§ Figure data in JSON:
** Start **
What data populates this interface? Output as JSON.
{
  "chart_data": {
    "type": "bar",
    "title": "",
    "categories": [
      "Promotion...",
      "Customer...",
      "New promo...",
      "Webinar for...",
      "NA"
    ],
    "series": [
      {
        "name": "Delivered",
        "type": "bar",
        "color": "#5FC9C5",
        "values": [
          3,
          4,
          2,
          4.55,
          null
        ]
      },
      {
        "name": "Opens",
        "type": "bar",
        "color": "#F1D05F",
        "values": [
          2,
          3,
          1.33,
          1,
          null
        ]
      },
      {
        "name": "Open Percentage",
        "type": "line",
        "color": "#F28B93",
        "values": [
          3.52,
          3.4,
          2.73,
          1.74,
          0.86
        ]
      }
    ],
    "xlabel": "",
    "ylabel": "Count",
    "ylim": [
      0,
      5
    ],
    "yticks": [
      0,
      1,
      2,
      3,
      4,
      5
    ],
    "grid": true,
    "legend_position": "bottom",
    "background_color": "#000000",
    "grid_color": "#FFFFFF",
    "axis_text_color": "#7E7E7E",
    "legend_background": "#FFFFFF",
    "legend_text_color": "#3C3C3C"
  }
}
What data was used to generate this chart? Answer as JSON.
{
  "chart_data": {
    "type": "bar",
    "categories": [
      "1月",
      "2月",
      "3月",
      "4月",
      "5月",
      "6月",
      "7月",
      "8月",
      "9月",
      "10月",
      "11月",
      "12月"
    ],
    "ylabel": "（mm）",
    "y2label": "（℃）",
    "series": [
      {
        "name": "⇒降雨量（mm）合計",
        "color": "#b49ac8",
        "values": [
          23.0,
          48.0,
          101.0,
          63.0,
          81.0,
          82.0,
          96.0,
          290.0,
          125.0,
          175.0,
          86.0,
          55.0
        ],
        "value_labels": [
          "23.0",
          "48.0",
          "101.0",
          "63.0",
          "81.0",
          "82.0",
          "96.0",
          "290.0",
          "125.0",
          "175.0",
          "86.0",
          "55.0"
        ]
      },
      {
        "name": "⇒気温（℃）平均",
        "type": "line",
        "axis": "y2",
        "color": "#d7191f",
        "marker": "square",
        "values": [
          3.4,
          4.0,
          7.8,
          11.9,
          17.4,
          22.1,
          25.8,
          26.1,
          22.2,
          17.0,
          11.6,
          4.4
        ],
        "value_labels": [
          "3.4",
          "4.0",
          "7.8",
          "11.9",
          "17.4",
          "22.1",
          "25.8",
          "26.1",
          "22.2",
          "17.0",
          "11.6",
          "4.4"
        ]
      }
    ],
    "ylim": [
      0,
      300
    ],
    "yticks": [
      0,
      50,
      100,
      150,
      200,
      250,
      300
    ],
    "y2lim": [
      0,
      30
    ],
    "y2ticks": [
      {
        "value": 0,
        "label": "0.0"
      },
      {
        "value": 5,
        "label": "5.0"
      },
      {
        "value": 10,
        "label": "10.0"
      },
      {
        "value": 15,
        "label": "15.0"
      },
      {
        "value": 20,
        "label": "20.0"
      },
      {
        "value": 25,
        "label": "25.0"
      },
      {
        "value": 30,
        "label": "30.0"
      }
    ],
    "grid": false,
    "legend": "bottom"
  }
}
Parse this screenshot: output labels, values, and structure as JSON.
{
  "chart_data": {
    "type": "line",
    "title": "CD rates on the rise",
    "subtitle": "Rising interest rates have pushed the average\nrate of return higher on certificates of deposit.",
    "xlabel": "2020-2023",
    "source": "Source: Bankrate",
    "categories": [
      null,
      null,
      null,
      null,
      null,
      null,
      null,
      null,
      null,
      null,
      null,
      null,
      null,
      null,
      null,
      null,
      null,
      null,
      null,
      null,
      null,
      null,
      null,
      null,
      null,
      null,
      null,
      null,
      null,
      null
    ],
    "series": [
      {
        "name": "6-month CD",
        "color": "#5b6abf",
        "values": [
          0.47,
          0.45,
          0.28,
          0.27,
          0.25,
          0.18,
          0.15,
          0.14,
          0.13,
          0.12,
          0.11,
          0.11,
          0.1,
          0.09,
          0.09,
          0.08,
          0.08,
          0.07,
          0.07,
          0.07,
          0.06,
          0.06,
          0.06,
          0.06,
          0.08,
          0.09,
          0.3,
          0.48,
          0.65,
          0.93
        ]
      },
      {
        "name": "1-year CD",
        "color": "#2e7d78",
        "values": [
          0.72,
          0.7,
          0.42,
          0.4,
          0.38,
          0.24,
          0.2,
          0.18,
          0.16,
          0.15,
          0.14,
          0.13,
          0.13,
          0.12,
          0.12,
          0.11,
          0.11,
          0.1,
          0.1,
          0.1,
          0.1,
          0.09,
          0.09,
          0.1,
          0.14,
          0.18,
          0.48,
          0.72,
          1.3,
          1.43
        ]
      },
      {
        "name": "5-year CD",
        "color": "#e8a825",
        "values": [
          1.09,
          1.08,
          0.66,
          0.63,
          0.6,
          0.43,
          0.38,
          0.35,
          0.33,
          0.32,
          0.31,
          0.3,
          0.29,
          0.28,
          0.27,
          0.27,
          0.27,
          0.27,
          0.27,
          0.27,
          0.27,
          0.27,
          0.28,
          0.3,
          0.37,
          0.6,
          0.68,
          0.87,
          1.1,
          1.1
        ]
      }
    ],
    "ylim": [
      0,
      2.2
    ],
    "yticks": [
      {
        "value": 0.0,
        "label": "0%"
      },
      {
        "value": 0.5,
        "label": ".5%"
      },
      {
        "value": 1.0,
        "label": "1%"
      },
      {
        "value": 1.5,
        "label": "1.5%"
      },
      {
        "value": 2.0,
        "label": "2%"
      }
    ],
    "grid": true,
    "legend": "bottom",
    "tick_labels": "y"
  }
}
** End **
§ Task requirements: Output every entry shown above, exactly.

§ Full solution:
What data populates this interface? Output as JSON.
{
  "chart_data": {
    "type": "bar",
    "title": "",
    "categories": [
      "Promotion...",
      "Customer...",
      "New promo...",
      "Webinar for...",
      "NA"
    ],
    "series": [
      {
        "name": "Delivered",
        "type": "bar",
        "color": "#5FC9C5",
        "values": [
          3,
          4,
          2,
          4.55,
          null
        ]
      },
      {
        "name": "Opens",
        "type": "bar",
        "color": "#F1D05F",
        "values": [
          2,
          3,
          1.33,
          1,
          null
        ]
      },
      {
        "name": "Open Percentage",
        "type": "line",
        "color": "#F28B93",
        "values": [
          3.52,
          3.4,
          2.73,
          1.74,
          0.86
        ]
      }
    ],
    "xlabel": "",
    "ylabel": "Count",
    "ylim": [
      0,
      5
    ],
    "yticks": [
      0,
      1,
      2,
      3,
      4,
      5
    ],
    "grid": true,
    "legend_position": "bottom",
    "background_color": "#000000",
    "grid_color": "#FFFFFF",
    "axis_text_color": "#7E7E7E",
    "legend_background": "#FFFFFF",
    "legend_text_color": "#3C3C3C"
  }
}
What data was used to generate this chart? Answer as JSON.
{
  "chart_data": {
    "type": "bar",
    "categories": [
      "1月",
      "2月",
      "3月",
      "4月",
      "5月",
      "6月",
      "7月",
      "8月",
      "9月",
      "10月",
      "11月",
      "12月"
    ],
    "ylabel": "（mm）",
    "y2label": "（℃）",
    "series": [
      {
        "name": "⇒降雨量（mm）合計",
        "color": "#b49ac8",
        "values": [
          23.0,
          48.0,
          101.0,
          63.0,
          81.0,
          82.0,
          96.0,
          290.0,
          125.0,
          175.0,
          86.0,
          55.0
        ],
        "value_labels": [
          "23.0",
          "48.0",
          "101.0",
          "63.0",
          "81.0",
          "82.0",
          "96.0",
          "290.0",
          "125.0",
          "175.0",
          "86.0",
          "55.0"
        ]
      },
      {
        "name": "⇒気温（℃）平均",
        "type": "line",
        "axis": "y2",
        "color": "#d7191f",
        "marker": "square",
        "values": [
          3.4,
          4.0,
          7.8,
          11.9,
          17.4,
          22.1,
          25.8,
          26.1,
          22.2,
          17.0,
          11.6,
          4.4
        ],
        "value_labels": [
          "3.4",
          "4.0",
          "7.8",
          "11.9",
          "17.4",
          "22.1",
          "25.8",
          "26.1",
          "22.2",
          "17.0",
          "11.6",
          "4.4"
        ]
      }
    ],
    "ylim": [
      0,
      300
    ],
    "yticks": [
      0,
      50,
      100,
      150,
      200,
      250,
      300
    ],
    "y2lim": [
      0,
      30
    ],
    "y2ticks": [
      {
        "value": 0,
        "label": "0.0"
      },
      {
        "value": 5,
        "label": "5.0"
      },
      {
        "value": 10,
        "label": "10.0"
      },
      {
        "value": 15,
        "label": "15.0"
      },
      {
        "value": 20,
        "label": "20.0"
      },
      {
        "value": 25,
        "label": "25.0"
      },
      {
        "value": 30,
        "label": "30.0"
      }
    ],
    "grid": false,
    "legend": "bottom"
  }
}
Parse this screenshot: output labels, values, and structure as JSON.
{
  "chart_data": {
    "type": "line",
    "title": "CD rates on the rise",
    "subtitle": "Rising interest rates have pushed the average\nrate of return higher on certificates of deposit.",
    "xlabel": "2020-2023",
    "source": "Source: Bankrate",
    "categories": [
      null,
      null,
      null,
      null,
      null,
      null,
      null,
      null,
      null,
      null,
      null,
      null,
      null,
      null,
      null,
      null,
      null,
      null,
      null,
      null,
      null,
      null,
      null,
      null,
      null,
      null,
      null,
      null,
      null,
      null
    ],
    "series": [
      {
        "name": "6-month CD",
        "color": "#5b6abf",
        "values": [
          0.47,
          0.45,
          0.28,
          0.27,
          0.25,
          0.18,
          0.15,
          0.14,
          0.13,
          0.12,
          0.11,
          0.11,
          0.1,
          0.09,
          0.09,
          0.08,
          0.08,
          0.07,
          0.07,
          0.07,
          0.06,
          0.06,
          0.06,
          0.06,
          0.08,
          0.09,
          0.3,
          0.48,
          0.65,
          0.93
        ]
      },
      {
        "name": "1-year CD",
        "color": "#2e7d78",
        "values": [
          0.72,
          0.7,
          0.42,
          0.4,
          0.38,
          0.24,
          0.2,
          0.18,
          0.16,
          0.15,
          0.14,
          0.13,
          0.13,
          0.12,
          0.12,
          0.11,
          0.11,
          0.1,
          0.1,
          0.1,
          0.1,
          0.09,
          0.09,
          0.1,
          0.14,
          0.18,
          0.48,
          0.72,
          1.3,
          1.43
        ]
      },
      {
        "name": "5-year CD",
        "color": "#e8a825",
        "values": [
          1.09,
          1.08,
          0.66,
          0.63,
          0.6,
          0.43,
          0.38,
          0.35,
          0.33,
          0.32,
          0.31,
          0.3,
          0.29,
          0.28,
          0.27,
          0.27,
          0.27,
          0.27,
          0.27,
          0.27,
          0.27,
          0.27,
          0.28,
          0.3,
          0.37,
          0.6,
          0.68,
          0.87,
          1.1,
          1.1
        ]
      }
    ],
    "ylim": [
      0,
      2.2
    ],
    "yticks": [
      {
        "value": 0.0,
        "label": "0%"
      },
      {
        "value": 0.5,
        "label": ".5%"
      },
      {
        "value": 1.0,
        "label": "1%"
      },
      {
        "value": 1.5,
        "label": "1.5%"
      },
      {
        "value": 2.0,
        "label": "2%"
      }
    ],
    "grid": true,
    "legend": "bottom",
    "tick_labels": "y"
  }
}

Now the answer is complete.